Task
Look through the material below. Copy each line that contains the string "bargi".

(Extracted records)
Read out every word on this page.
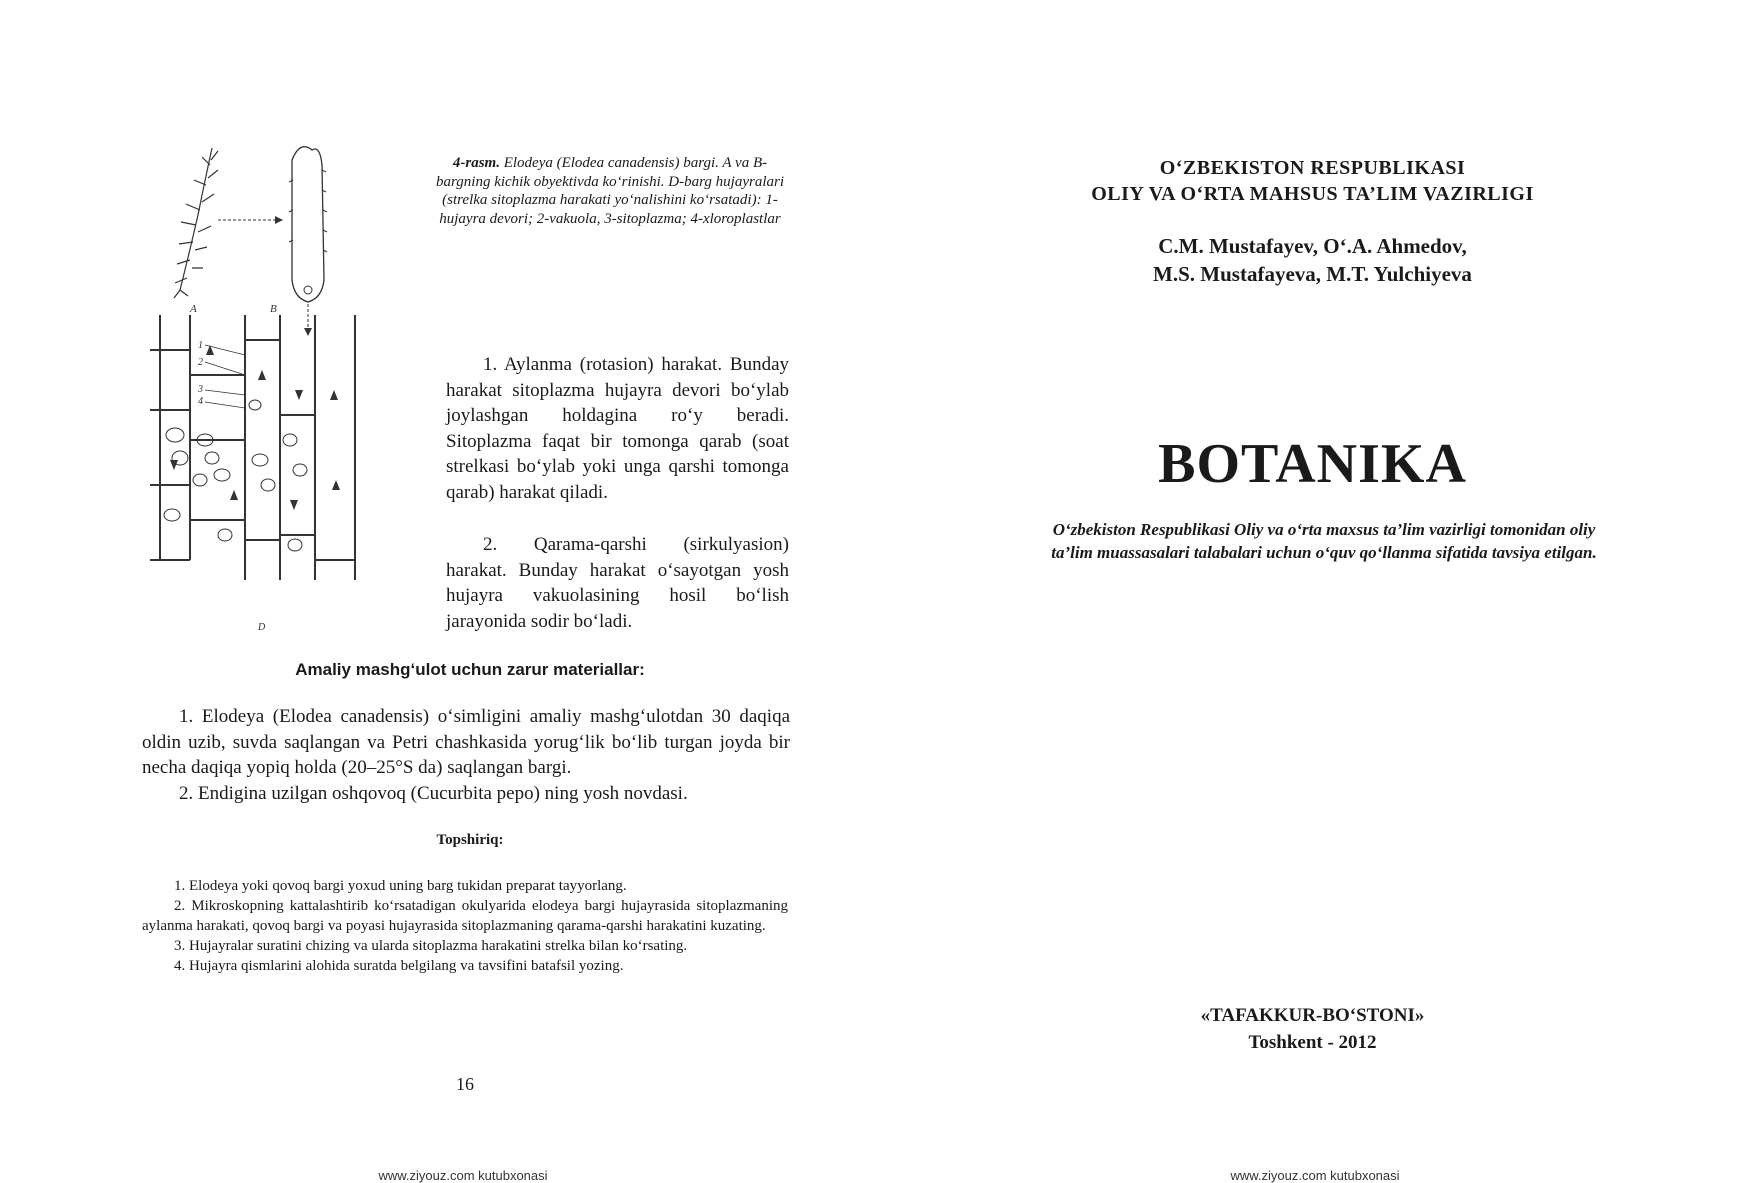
A	B
1
2
3
4
D
4-rasm. Elodeya (Elodea canadensis) bargi. A va B-bargning kichik obyektivda ko‘rinishi. D-barg hujayralari (strelka sitoplazma harakati yo‘nalishini ko‘rsatadi): 1-hujayra devori; 2-vakuola, 3-sitoplazma; 4-xloroplastlar

1. Aylanma (rotasion) harakat. Bunday harakat sitoplazma hujayra devori bo‘ylab joylashgan holdagina ro‘y beradi. Sitoplazma faqat bir tomonga qarab (soat strelkasi bo‘ylab yoki unga qarshi tomonga qarab) harakat qiladi.

2. Qarama-qarshi (sirkulyasion) harakat. Bunday harakat o‘sayotgan yosh hujayra vakuolasining hosil bo‘lish jarayonida sodir bo‘ladi.

Amaliy mashg‘ulot uchun zarur materiallar:

1. Elodeya (Elodea canadensis) o‘simligini amaliy mashg‘ulotdan 30 daqiqa oldin uzib, suvda saqlangan va Petri chashkasida yorug‘lik bo‘lib turgan joyda bir necha daqiqa yopiq holda (20–25°S da) saqlangan bargi.

2. Endigina uzilgan oshqovoq (Cucurbita pepo) ning yosh novdasi.

Topshiriq:

1. Elodeya yoki qovoq bargi yoxud uning barg tukidan preparat tayyorlang.

2. Mikroskopning kattalashtirib ko‘rsatadigan okulyarida elodeya bargi hujayrasida sitoplazmaning aylanma harakati, qovoq bargi va poyasi hujayrasida sitoplazmaning qarama-qarshi harakatini kuzating.

3. Hujayralar suratini chizing va ularda sitoplazma harakatini strelka bilan ko‘rsating.

4. Hujayra qismlarini alohida suratda belgilang va tavsifini batafsil yozing.

16

www.ziyouz.com kutubxonasi

O‘ZBEKISTON RESPUBLIKASI
OLIY VA O‘RTA MAHSUS TA’LIM VAZIRLIGI

C.M. Mustafayev, O‘.A. Ahmedov,
M.S. Mustafayeva, M.T. Yulchiyeva

BOTANIKA

O‘zbekiston Respublikasi Oliy va o‘rta maxsus ta’lim vazirligi tomonidan oliy ta’lim muassasalari talabalari uchun o‘quv qo‘llanma sifatida tavsiya etilgan.

«TAFAKKUR-BO‘STONI»
Toshkent - 2012

www.ziyouz.com kutubxonasi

Solution to this problem
4-rasm. Elodeya (Elodea canadensis) bargi. A va B-bargning kichik obyektivda ko‘rinishi. D-barg hujayralari (strelka sitoplazma harakati yo‘nalishini ko‘rsatadi): 1-hujayra devori; 2-vakuola, 3-sitoplazma; 4-xloroplastlar
1. Elodeya (Elodea canadensis) o‘simligini amaliy mashg‘ulotdan 30 daqiqa oldin uzib, suvda saqlangan va Petri chashkasida yorug‘lik bo‘lib turgan joyda bir necha daqiqa yopiq holda (20–25°S da) saqlangan bargi.
1. Elodeya yoki qovoq bargi yoxud uning barg tukidan preparat tayyorlang.
2. Mikroskopning kattalashtirib ko‘rsatadigan okulyarida elodeya bargi hujayrasida sitoplazmaning aylanma harakati, qovoq bargi va poyasi hujayrasida sitoplazmaning qarama-qarshi harakatini kuzating.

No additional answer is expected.